Stated goal: Transcribe the records below exactly.

[Dataset entries]
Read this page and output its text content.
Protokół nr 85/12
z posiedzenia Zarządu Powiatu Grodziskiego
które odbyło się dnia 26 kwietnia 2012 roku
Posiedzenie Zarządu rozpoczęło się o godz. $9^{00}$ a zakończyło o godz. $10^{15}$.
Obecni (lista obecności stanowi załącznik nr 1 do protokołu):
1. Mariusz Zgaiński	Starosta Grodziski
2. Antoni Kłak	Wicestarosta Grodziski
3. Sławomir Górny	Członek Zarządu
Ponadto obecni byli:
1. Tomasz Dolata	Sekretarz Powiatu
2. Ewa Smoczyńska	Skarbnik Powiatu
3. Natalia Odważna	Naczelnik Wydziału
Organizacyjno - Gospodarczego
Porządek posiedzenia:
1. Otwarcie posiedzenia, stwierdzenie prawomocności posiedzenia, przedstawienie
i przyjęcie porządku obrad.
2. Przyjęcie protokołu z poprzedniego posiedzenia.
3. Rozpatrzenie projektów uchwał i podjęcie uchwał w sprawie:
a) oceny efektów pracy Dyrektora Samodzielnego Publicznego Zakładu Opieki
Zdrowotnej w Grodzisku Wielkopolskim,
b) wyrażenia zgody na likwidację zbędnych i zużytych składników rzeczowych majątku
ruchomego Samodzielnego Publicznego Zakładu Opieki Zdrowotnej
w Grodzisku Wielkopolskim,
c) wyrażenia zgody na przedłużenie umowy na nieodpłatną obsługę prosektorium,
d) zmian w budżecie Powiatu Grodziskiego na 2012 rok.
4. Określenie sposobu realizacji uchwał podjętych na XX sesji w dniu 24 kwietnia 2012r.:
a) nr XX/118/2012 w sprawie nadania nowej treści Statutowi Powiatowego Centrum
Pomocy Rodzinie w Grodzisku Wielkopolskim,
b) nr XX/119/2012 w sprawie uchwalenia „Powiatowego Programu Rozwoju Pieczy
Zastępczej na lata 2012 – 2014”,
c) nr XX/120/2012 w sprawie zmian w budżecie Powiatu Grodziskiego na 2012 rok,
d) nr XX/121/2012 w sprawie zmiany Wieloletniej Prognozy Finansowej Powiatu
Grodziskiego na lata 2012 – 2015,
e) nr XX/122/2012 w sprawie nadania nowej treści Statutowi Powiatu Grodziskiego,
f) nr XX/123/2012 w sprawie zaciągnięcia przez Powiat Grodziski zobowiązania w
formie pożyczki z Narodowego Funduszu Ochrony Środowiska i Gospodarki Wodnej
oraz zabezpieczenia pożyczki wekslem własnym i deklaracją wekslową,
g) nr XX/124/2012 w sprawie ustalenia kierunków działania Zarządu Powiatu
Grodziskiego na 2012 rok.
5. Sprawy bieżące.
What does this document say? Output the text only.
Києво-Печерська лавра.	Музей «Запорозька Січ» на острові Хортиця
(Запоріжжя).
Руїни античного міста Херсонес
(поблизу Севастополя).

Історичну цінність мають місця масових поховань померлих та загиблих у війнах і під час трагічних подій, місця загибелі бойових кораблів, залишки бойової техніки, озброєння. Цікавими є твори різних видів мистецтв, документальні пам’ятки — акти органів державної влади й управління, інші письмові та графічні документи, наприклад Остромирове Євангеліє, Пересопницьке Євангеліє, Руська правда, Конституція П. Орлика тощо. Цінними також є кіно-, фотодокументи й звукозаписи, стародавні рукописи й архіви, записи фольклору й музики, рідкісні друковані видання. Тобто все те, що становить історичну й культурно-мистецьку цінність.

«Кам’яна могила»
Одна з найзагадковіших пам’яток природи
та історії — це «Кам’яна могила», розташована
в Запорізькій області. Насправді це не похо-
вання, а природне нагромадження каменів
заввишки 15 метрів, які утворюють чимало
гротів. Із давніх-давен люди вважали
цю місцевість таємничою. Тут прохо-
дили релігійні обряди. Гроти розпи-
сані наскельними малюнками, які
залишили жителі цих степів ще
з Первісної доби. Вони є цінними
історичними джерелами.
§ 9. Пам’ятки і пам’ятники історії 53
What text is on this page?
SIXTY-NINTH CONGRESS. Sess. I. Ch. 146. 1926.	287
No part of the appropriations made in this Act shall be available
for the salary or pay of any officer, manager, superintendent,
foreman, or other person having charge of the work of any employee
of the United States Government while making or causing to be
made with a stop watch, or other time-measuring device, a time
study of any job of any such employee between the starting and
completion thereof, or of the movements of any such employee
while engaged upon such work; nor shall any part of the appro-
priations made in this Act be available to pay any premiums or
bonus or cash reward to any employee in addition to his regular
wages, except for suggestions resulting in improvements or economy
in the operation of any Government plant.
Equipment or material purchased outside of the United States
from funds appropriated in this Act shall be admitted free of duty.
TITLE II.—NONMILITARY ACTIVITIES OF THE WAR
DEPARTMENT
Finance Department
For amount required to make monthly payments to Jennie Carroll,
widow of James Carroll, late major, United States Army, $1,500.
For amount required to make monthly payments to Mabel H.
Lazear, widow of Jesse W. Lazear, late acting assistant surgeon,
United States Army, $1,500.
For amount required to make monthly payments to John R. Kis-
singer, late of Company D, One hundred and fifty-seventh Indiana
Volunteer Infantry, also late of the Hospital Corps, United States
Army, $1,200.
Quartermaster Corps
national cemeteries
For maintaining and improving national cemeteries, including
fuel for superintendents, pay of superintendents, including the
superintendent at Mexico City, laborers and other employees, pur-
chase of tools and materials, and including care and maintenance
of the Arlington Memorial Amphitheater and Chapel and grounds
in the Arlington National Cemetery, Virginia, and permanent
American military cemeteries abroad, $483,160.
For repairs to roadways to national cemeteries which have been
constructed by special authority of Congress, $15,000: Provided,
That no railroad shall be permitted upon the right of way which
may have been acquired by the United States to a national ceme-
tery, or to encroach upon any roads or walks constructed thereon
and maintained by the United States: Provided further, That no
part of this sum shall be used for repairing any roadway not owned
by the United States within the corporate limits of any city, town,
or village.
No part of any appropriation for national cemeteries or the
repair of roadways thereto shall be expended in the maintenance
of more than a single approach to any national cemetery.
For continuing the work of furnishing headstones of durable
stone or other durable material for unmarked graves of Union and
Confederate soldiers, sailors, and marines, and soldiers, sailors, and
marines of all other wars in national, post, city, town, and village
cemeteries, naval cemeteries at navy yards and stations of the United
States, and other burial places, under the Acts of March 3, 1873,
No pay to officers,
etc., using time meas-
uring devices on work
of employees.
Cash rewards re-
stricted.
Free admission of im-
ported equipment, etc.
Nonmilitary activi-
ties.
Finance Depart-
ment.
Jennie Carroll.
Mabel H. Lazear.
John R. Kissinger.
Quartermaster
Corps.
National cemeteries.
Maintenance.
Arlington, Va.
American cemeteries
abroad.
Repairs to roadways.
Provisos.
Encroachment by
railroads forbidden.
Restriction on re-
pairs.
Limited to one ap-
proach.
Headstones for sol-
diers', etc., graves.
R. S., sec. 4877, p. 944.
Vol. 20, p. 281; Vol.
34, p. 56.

Task answer:
Read this page and output its text content.
Protokół nr 85/12
z posiedzenia Zarządu Powiatu Grodziskiego
które odbyło się dnia 26 kwietnia 2012 roku
Posiedzenie Zarządu rozpoczęło się o godz. $9^{00}$ a zakończyło o godz. $10^{15}$.
Obecni (lista obecności stanowi załącznik nr 1 do protokołu):
1. Mariusz Zgaiński	Starosta Grodziski
2. Antoni Kłak	Wicestarosta Grodziski
3. Sławomir Górny	Członek Zarządu
Ponadto obecni byli:
1. Tomasz Dolata	Sekretarz Powiatu
2. Ewa Smoczyńska	Skarbnik Powiatu
3. Natalia Odważna	Naczelnik Wydziału
Organizacyjno - Gospodarczego
Porządek posiedzenia:
1. Otwarcie posiedzenia, stwierdzenie prawomocności posiedzenia, przedstawienie
i przyjęcie porządku obrad.
2. Przyjęcie protokołu z poprzedniego posiedzenia.
3. Rozpatrzenie projektów uchwał i podjęcie uchwał w sprawie:
a) oceny efektów pracy Dyrektora Samodzielnego Publicznego Zakładu Opieki
Zdrowotnej w Grodzisku Wielkopolskim,
b) wyrażenia zgody na likwidację zbędnych i zużytych składników rzeczowych majątku
ruchomego Samodzielnego Publicznego Zakładu Opieki Zdrowotnej
w Grodzisku Wielkopolskim,
c) wyrażenia zgody na przedłużenie umowy na nieodpłatną obsługę prosektorium,
d) zmian w budżecie Powiatu Grodziskiego na 2012 rok.
4. Określenie sposobu realizacji uchwał podjętych na XX sesji w dniu 24 kwietnia 2012r.:
a) nr XX/118/2012 w sprawie nadania nowej treści Statutowi Powiatowego Centrum
Pomocy Rodzinie w Grodzisku Wielkopolskim,
b) nr XX/119/2012 w sprawie uchwalenia „Powiatowego Programu Rozwoju Pieczy
Zastępczej na lata 2012 – 2014”,
c) nr XX/120/2012 w sprawie zmian w budżecie Powiatu Grodziskiego na 2012 rok,
d) nr XX/121/2012 w sprawie zmiany Wieloletniej Prognozy Finansowej Powiatu
Grodziskiego na lata 2012 – 2015,
e) nr XX/122/2012 w sprawie nadania nowej treści Statutowi Powiatu Grodziskiego,
f) nr XX/123/2012 w sprawie zaciągnięcia przez Powiat Grodziski zobowiązania w
formie pożyczki z Narodowego Funduszu Ochrony Środowiska i Gospodarki Wodnej
oraz zabezpieczenia pożyczki wekslem własnym i deklaracją wekslową,
g) nr XX/124/2012 w sprawie ustalenia kierunków działania Zarządu Powiatu
Grodziskiego na 2012 rok.
5. Sprawy bieżące.
What does this document say? Output the text only.
Києво-Печерська лавра.	Музей «Запорозька Січ» на острові Хортиця
(Запоріжжя).
Руїни античного міста Херсонес
(поблизу Севастополя).

Історичну цінність мають місця масових поховань померлих та загиблих у війнах і під час трагічних подій, місця загибелі бойових кораблів, залишки бойової техніки, озброєння. Цікавими є твори різних видів мистецтв, документальні пам’ятки — акти органів державної влади й управління, інші письмові та графічні документи, наприклад Остромирове Євангеліє, Пересопницьке Євангеліє, Руська правда, Конституція П. Орлика тощо. Цінними також є кіно-, фотодокументи й звукозаписи, стародавні рукописи й архіви, записи фольклору й музики, рідкісні друковані видання. Тобто все те, що становить історичну й культурно-мистецьку цінність.

«Кам’яна могила»
Одна з найзагадковіших пам’яток природи
та історії — це «Кам’яна могила», розташована
в Запорізькій області. Насправді це не похо-
вання, а природне нагромадження каменів
заввишки 15 метрів, які утворюють чимало
гротів. Із давніх-давен люди вважали
цю місцевість таємничою. Тут прохо-
дили релігійні обряди. Гроти розпи-
сані наскельними малюнками, які
залишили жителі цих степів ще
з Первісної доби. Вони є цінними
історичними джерелами.
§ 9. Пам’ятки і пам’ятники історії 53
What text is on this page?
SIXTY-NINTH CONGRESS. Sess. I. Ch. 146. 1926.	287
No part of the appropriations made in this Act shall be available
for the salary or pay of any officer, manager, superintendent,
foreman, or other person having charge of the work of any employee
of the United States Government while making or causing to be
made with a stop watch, or other time-measuring device, a time
study of any job of any such employee between the starting and
completion thereof, or of the movements of any such employee
while engaged upon such work; nor shall any part of the appro-
priations made in this Act be available to pay any premiums or
bonus or cash reward to any employee in addition to his regular
wages, except for suggestions resulting in improvements or economy
in the operation of any Government plant.
Equipment or material purchased outside of the United States
from funds appropriated in this Act shall be admitted free of duty.
TITLE II.—NONMILITARY ACTIVITIES OF THE WAR
DEPARTMENT
Finance Department
For amount required to make monthly payments to Jennie Carroll,
widow of James Carroll, late major, United States Army, $1,500.
For amount required to make monthly payments to Mabel H.
Lazear, widow of Jesse W. Lazear, late acting assistant surgeon,
United States Army, $1,500.
For amount required to make monthly payments to John R. Kis-
singer, late of Company D, One hundred and fifty-seventh Indiana
Volunteer Infantry, also late of the Hospital Corps, United States
Army, $1,200.
Quartermaster Corps
national cemeteries
For maintaining and improving national cemeteries, including
fuel for superintendents, pay of superintendents, including the
superintendent at Mexico City, laborers and other employees, pur-
chase of tools and materials, and including care and maintenance
of the Arlington Memorial Amphitheater and Chapel and grounds
in the Arlington National Cemetery, Virginia, and permanent
American military cemeteries abroad, $483,160.
For repairs to roadways to national cemeteries which have been
constructed by special authority of Congress, $15,000: Provided,
That no railroad shall be permitted upon the right of way which
may have been acquired by the United States to a national ceme-
tery, or to encroach upon any roads or walks constructed thereon
and maintained by the United States: Provided further, That no
part of this sum shall be used for repairing any roadway not owned
by the United States within the corporate limits of any city, town,
or village.
No part of any appropriation for national cemeteries or the
repair of roadways thereto shall be expended in the maintenance
of more than a single approach to any national cemetery.
For continuing the work of furnishing headstones of durable
stone or other durable material for unmarked graves of Union and
Confederate soldiers, sailors, and marines, and soldiers, sailors, and
marines of all other wars in national, post, city, town, and village
cemeteries, naval cemeteries at navy yards and stations of the United
States, and other burial places, under the Acts of March 3, 1873,
No pay to officers,
etc., using time meas-
uring devices on work
of employees.
Cash rewards re-
stricted.
Free admission of im-
ported equipment, etc.
Nonmilitary activi-
ties.
Finance Depart-
ment.
Jennie Carroll.
Mabel H. Lazear.
John R. Kissinger.
Quartermaster
Corps.
National cemeteries.
Maintenance.
Arlington, Va.
American cemeteries
abroad.
Repairs to roadways.
Provisos.
Encroachment by
railroads forbidden.
Restriction on re-
pairs.
Limited to one ap-
proach.
Headstones for sol-
diers', etc., graves.
R. S., sec. 4877, p. 944.
Vol. 20, p. 281; Vol.
34, p. 56.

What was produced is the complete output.